* [What is asked]
Reproduce word for word the part of the passage on the ARQN flag that runs from "In every packet" to "previous receive failed.".

* [Article]
::::

In every packet header, the ARQN flag will indicate the status of the previously received packet. ARQN = 1 (ACK) means the packet has been received and correctly decoded. ARQN = 0 (NAK) means that the previous receive failed.

A NAK occurs under the following conditions:

  • A Slave fails to detect an access code and no receive occurs—Although mentioned in the specification, this is not actually possible as a Slave may only respond when it knows it has been transmitted to.
  • A Master fails to detect an access code and no receive occurs—The Slave’s response to a Master transmission has been lost.
  • An access code is detected and the HEC fails—If the HEC has failed, we do not know who the packet was addressed to. In a piconet, all Slaves will potentially respond with NAK, except they are not allowed to respond unless they successfully decode and match the AM_ADDR. As for the first point, this is also not possible.
  • An access code is detected and the CRC fails—This is the usual reason for a retransmit condition during connection.

::::

* [Material provided]
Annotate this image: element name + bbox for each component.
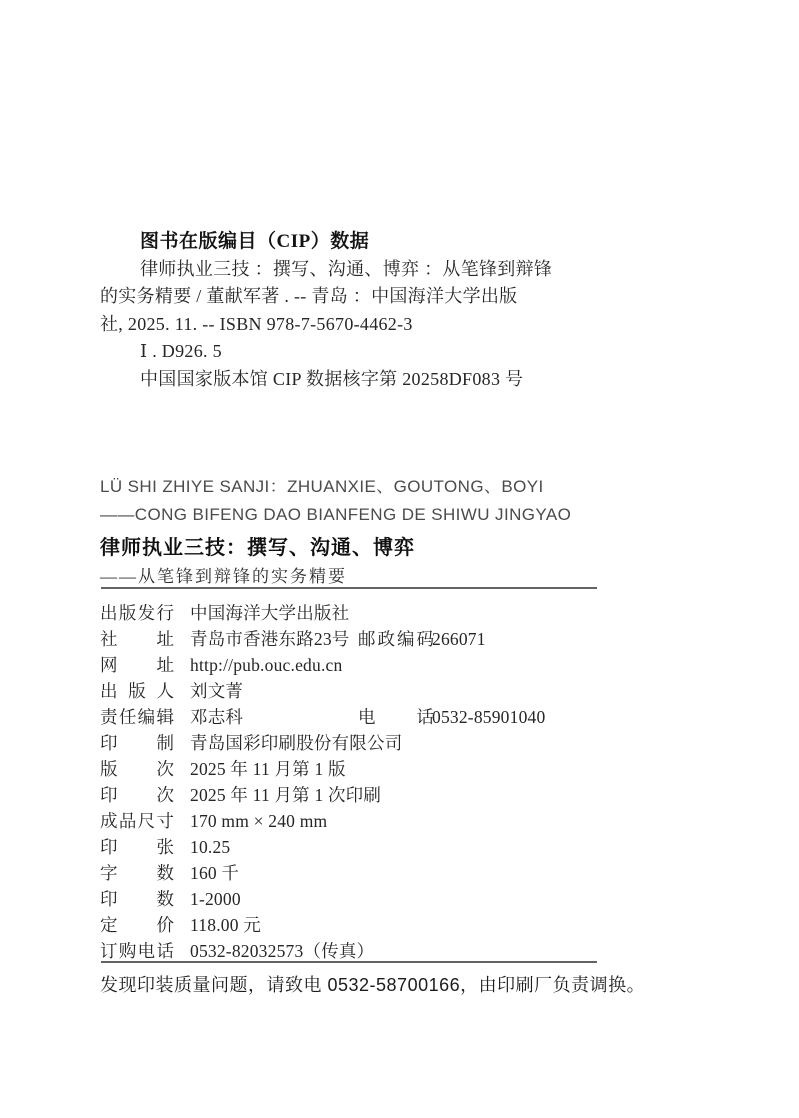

::::

* [Reply]
In every packet header, the ARQN flag will indicate the status of the previously received packet. ARQN = 1 (ACK) means the packet has been received and correctly decoded. ARQN = 0 (NAK) means that the previous receive failed.